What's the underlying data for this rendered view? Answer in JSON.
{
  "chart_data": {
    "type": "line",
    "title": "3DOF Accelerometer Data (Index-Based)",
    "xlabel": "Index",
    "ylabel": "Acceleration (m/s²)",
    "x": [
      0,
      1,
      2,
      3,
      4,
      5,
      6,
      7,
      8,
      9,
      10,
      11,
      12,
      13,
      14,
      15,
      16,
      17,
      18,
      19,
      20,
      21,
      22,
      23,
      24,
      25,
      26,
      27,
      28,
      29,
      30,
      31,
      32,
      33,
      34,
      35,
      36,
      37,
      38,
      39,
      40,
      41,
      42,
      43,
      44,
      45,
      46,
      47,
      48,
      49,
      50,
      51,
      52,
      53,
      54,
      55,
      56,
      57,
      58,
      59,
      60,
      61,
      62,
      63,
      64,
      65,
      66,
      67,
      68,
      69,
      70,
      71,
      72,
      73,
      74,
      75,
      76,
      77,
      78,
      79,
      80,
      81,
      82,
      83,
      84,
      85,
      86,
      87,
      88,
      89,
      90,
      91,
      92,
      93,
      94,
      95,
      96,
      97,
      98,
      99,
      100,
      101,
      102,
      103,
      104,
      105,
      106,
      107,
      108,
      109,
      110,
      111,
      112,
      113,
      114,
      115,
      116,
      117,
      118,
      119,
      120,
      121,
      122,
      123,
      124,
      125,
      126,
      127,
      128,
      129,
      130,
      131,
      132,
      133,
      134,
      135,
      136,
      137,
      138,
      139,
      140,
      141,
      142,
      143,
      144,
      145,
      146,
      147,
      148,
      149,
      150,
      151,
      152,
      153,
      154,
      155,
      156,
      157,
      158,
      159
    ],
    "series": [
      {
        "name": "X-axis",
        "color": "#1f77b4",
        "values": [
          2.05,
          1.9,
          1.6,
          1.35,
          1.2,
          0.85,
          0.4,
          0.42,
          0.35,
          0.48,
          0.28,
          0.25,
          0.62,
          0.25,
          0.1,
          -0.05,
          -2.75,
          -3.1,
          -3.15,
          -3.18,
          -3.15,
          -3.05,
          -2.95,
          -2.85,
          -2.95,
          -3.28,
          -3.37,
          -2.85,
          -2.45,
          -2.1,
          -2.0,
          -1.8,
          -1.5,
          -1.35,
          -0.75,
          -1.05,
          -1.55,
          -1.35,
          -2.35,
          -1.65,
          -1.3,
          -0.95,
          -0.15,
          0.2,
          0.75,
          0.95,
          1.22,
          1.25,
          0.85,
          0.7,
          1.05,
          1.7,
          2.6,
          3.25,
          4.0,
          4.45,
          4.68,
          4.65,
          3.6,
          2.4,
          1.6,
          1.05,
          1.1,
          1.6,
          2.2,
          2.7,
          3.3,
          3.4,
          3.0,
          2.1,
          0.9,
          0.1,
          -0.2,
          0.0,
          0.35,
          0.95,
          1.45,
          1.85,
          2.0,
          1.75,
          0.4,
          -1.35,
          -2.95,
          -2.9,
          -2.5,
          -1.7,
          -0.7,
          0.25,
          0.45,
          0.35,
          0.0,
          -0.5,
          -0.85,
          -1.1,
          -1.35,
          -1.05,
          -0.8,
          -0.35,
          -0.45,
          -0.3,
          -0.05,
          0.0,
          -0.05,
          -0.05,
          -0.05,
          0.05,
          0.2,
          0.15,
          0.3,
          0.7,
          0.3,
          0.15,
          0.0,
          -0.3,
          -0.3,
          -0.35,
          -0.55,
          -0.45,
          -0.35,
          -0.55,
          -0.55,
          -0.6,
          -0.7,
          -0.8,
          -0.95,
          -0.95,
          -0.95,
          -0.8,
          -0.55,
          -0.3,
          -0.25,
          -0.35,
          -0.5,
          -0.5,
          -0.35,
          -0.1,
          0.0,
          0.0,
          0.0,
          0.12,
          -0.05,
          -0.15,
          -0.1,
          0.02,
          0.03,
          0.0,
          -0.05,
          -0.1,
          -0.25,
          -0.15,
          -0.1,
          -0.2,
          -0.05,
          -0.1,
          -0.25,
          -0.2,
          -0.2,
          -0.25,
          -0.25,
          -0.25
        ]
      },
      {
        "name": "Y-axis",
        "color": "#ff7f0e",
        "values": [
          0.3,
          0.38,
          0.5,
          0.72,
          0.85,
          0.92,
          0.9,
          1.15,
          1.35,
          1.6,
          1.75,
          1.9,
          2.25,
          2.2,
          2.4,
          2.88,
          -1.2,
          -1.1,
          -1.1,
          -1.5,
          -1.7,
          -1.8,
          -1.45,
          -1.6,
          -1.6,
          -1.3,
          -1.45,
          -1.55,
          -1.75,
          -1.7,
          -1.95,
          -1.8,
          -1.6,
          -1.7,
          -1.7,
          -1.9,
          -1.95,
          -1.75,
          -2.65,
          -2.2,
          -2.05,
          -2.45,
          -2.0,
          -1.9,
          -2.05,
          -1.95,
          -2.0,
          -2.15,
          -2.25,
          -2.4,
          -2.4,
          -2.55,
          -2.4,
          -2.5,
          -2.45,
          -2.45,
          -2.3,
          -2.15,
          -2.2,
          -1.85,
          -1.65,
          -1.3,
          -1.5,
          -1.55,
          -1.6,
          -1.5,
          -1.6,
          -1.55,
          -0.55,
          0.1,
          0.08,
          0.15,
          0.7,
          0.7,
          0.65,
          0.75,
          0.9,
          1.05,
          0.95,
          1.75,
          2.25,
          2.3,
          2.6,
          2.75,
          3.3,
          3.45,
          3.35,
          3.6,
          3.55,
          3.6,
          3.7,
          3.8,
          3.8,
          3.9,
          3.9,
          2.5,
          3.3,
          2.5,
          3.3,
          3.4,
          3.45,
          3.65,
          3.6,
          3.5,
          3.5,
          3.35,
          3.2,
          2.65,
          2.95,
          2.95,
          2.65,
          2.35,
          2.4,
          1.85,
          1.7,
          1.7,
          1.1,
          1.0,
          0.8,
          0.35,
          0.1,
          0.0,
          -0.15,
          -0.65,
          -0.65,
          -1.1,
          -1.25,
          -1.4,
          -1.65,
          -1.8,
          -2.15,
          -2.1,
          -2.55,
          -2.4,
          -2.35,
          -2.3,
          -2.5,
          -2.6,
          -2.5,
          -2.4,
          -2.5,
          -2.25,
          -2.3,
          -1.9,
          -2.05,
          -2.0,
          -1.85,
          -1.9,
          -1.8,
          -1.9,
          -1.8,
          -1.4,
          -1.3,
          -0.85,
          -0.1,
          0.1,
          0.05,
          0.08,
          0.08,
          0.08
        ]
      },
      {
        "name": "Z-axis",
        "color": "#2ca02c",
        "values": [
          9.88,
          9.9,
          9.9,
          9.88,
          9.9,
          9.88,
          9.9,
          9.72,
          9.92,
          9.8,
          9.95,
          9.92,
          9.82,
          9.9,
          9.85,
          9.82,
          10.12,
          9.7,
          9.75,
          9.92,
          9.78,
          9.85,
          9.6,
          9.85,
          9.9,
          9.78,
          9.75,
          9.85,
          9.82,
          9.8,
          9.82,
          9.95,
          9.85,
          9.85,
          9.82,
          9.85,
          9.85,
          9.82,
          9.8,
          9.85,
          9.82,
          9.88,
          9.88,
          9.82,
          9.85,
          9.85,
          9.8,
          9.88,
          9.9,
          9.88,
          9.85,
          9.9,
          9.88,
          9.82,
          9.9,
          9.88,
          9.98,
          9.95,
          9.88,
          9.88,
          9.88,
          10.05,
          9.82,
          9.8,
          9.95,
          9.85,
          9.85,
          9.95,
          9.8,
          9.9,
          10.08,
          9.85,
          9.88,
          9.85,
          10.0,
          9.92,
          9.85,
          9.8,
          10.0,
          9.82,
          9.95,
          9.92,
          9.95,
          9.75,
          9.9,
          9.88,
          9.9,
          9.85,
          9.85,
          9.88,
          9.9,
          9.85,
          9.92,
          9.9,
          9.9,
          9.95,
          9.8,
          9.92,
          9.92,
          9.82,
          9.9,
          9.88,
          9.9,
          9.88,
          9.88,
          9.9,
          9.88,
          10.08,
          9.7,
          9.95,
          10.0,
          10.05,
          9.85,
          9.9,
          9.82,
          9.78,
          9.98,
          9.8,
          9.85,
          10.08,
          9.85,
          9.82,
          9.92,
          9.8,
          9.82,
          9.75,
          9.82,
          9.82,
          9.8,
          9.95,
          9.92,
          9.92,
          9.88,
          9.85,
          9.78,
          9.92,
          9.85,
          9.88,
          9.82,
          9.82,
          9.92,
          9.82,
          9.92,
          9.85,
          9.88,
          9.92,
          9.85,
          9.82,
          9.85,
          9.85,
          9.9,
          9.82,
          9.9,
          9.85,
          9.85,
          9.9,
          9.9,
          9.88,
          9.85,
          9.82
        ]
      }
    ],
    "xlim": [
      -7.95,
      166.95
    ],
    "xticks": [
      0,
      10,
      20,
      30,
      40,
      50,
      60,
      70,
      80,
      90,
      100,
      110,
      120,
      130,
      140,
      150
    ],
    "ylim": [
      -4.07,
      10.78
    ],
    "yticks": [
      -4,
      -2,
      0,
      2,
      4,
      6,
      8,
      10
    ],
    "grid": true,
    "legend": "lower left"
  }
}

* * *

Pull out each line containing the word "Index" and copy it.

- Solved exercise
    "title": "3DOF Accelerometer Data (Index-Based)",
    "xlabel": "Index",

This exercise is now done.